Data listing
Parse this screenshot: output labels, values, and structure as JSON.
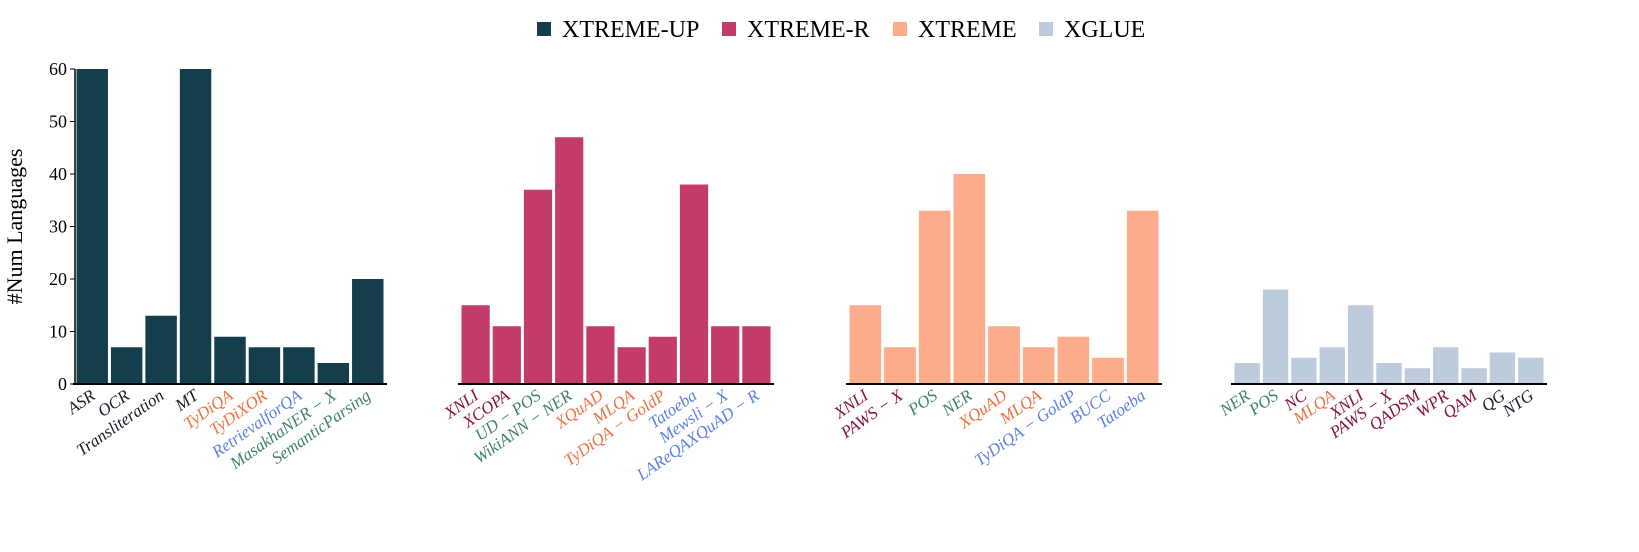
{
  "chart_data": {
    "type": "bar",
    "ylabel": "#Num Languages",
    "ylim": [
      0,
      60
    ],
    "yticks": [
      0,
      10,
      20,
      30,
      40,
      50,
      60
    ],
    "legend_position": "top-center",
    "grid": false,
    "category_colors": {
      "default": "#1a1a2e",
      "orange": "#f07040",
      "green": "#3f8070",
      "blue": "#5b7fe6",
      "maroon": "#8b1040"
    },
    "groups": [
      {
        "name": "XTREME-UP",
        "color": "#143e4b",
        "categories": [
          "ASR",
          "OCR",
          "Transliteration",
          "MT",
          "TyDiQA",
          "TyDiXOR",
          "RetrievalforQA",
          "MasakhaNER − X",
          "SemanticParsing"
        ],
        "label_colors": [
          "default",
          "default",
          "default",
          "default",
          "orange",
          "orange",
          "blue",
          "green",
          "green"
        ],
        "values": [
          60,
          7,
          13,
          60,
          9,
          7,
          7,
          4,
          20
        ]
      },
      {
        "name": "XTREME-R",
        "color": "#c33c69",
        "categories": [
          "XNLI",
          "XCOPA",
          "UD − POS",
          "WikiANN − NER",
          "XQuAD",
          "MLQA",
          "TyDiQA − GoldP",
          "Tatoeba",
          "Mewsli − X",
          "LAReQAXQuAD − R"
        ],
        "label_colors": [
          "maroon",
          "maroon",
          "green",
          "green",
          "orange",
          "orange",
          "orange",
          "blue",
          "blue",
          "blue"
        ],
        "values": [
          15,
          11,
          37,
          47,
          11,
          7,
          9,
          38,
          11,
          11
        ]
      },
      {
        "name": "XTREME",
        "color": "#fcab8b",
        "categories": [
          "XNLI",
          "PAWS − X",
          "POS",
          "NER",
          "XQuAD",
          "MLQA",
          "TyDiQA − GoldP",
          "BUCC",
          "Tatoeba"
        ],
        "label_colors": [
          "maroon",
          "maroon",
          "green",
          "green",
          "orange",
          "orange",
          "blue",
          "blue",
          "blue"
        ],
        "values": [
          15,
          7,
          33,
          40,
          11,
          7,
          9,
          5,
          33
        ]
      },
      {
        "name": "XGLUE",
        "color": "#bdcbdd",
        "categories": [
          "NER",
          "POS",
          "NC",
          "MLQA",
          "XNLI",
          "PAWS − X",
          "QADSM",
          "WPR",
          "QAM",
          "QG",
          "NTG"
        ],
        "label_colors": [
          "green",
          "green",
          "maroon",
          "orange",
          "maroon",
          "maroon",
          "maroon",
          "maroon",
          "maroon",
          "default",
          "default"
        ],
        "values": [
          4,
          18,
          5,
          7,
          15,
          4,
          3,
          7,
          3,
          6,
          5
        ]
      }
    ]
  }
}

* * *

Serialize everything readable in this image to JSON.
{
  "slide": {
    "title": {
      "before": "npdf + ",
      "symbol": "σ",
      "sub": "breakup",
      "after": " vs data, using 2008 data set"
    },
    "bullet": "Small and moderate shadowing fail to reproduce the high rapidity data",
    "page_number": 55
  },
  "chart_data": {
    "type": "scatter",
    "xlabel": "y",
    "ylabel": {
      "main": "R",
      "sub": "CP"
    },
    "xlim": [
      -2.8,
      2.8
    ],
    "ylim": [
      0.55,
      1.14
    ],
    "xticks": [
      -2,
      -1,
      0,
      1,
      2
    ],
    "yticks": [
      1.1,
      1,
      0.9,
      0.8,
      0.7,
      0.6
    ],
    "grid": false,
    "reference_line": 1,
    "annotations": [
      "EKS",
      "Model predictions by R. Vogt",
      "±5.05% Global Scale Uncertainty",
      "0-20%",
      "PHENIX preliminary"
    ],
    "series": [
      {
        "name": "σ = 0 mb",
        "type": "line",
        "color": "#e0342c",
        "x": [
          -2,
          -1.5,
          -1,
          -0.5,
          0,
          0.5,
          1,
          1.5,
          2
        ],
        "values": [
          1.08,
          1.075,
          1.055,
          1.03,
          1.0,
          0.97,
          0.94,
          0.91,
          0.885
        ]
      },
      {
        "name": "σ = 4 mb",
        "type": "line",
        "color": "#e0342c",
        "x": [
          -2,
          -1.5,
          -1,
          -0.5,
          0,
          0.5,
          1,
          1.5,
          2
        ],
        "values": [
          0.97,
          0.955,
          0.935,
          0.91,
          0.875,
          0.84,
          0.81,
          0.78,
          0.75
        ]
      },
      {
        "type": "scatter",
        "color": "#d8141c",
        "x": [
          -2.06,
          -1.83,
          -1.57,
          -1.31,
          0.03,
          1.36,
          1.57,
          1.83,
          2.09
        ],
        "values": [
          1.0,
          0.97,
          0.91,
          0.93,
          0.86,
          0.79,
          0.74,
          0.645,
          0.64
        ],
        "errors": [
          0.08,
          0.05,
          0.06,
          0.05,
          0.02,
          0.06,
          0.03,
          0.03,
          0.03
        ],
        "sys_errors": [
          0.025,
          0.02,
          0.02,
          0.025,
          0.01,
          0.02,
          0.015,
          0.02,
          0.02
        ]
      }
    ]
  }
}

| THE PROBLEM |
Copy every line from the records above that contains the word "name".

| OUTPUT |
        "name": "XTREME-UP",
        "name": "XTREME-R",
        "name": "XTREME",
        "name": "XGLUE",
        "name": "σ = 0 mb",
        "name": "σ = 4 mb",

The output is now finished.